Directions for this task - Locate every line in the records below that holds the word "components" and return each one.

Dataset rows -
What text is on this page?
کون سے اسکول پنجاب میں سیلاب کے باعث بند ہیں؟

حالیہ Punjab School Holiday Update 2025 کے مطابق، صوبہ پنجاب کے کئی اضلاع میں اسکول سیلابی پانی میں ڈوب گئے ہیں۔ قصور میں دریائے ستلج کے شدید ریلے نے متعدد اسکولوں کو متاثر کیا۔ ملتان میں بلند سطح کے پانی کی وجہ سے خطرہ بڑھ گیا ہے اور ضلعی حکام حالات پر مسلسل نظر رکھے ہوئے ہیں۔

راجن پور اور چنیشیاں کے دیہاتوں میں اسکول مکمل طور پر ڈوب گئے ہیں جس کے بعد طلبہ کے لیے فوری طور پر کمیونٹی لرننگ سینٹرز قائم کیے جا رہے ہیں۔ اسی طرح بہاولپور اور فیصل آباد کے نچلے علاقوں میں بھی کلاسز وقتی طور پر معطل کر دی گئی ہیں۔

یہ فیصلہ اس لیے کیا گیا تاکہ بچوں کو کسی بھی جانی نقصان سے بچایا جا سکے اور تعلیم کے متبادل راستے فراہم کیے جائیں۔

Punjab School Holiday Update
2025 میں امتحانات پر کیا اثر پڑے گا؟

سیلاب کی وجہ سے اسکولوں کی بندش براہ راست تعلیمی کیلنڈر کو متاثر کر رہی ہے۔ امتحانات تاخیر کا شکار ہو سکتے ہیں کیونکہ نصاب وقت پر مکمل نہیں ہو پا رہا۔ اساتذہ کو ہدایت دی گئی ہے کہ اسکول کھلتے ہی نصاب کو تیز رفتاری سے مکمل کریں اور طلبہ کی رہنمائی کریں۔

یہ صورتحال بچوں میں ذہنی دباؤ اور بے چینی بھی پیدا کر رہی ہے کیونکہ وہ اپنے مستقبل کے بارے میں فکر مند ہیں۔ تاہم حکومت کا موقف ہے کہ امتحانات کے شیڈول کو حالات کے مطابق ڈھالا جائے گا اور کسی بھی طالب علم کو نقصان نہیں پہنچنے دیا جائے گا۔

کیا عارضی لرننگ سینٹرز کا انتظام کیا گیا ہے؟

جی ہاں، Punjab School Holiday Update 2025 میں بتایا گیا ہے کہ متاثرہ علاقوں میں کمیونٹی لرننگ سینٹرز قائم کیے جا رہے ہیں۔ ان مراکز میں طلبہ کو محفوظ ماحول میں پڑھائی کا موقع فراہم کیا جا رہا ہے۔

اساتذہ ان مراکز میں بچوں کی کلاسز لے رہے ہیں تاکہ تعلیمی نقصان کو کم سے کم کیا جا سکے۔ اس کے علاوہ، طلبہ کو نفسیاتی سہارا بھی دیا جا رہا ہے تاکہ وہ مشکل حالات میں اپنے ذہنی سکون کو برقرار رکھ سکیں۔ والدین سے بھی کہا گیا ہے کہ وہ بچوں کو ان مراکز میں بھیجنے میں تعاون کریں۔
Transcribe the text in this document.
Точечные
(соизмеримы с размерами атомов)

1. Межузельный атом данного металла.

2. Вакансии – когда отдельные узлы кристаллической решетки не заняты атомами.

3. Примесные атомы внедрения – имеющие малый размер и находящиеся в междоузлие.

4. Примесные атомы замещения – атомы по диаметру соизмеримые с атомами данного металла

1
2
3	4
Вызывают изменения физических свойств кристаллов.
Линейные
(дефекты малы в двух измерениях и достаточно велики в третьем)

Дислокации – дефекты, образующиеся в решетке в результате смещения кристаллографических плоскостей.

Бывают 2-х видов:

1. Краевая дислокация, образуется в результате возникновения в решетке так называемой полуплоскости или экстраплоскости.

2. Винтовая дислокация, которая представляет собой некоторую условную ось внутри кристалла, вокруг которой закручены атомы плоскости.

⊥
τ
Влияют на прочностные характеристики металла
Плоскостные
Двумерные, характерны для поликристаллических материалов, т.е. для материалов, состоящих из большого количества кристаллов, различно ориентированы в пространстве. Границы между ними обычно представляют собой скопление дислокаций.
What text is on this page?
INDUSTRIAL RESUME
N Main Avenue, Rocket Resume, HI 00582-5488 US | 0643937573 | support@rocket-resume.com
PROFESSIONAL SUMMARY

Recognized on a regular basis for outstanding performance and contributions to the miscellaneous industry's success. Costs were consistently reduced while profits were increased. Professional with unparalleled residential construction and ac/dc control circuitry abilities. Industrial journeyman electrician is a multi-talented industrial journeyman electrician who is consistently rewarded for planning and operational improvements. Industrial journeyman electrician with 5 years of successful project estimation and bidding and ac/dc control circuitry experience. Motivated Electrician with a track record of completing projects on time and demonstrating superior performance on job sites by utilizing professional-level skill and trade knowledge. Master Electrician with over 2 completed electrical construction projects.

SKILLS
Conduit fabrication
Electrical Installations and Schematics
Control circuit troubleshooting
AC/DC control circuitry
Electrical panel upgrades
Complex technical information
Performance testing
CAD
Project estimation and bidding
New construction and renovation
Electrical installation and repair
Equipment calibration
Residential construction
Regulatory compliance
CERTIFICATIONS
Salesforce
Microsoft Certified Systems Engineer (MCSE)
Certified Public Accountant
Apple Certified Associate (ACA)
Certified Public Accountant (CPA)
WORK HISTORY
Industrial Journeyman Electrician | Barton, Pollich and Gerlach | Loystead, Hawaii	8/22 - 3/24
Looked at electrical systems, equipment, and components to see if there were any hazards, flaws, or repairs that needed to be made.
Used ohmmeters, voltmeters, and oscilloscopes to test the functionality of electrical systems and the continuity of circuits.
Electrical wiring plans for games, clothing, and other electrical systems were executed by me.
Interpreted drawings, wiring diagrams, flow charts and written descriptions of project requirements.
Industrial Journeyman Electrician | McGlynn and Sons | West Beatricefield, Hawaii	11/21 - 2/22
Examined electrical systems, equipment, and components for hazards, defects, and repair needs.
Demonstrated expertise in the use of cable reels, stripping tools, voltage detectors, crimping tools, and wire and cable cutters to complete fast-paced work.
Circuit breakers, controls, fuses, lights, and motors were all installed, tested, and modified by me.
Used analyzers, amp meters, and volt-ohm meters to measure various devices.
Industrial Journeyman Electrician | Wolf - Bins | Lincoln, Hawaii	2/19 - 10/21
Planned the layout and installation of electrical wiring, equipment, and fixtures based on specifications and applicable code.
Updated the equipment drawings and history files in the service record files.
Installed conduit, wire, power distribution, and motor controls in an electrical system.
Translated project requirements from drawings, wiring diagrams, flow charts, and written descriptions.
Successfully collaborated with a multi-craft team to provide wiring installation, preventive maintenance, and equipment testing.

Output for this exercise -
Looked at electrical systems, equipment, and components to see if there were any hazards, flaws, or repairs that needed to be made.
Examined electrical systems, equipment, and components for hazards, defects, and repair needs.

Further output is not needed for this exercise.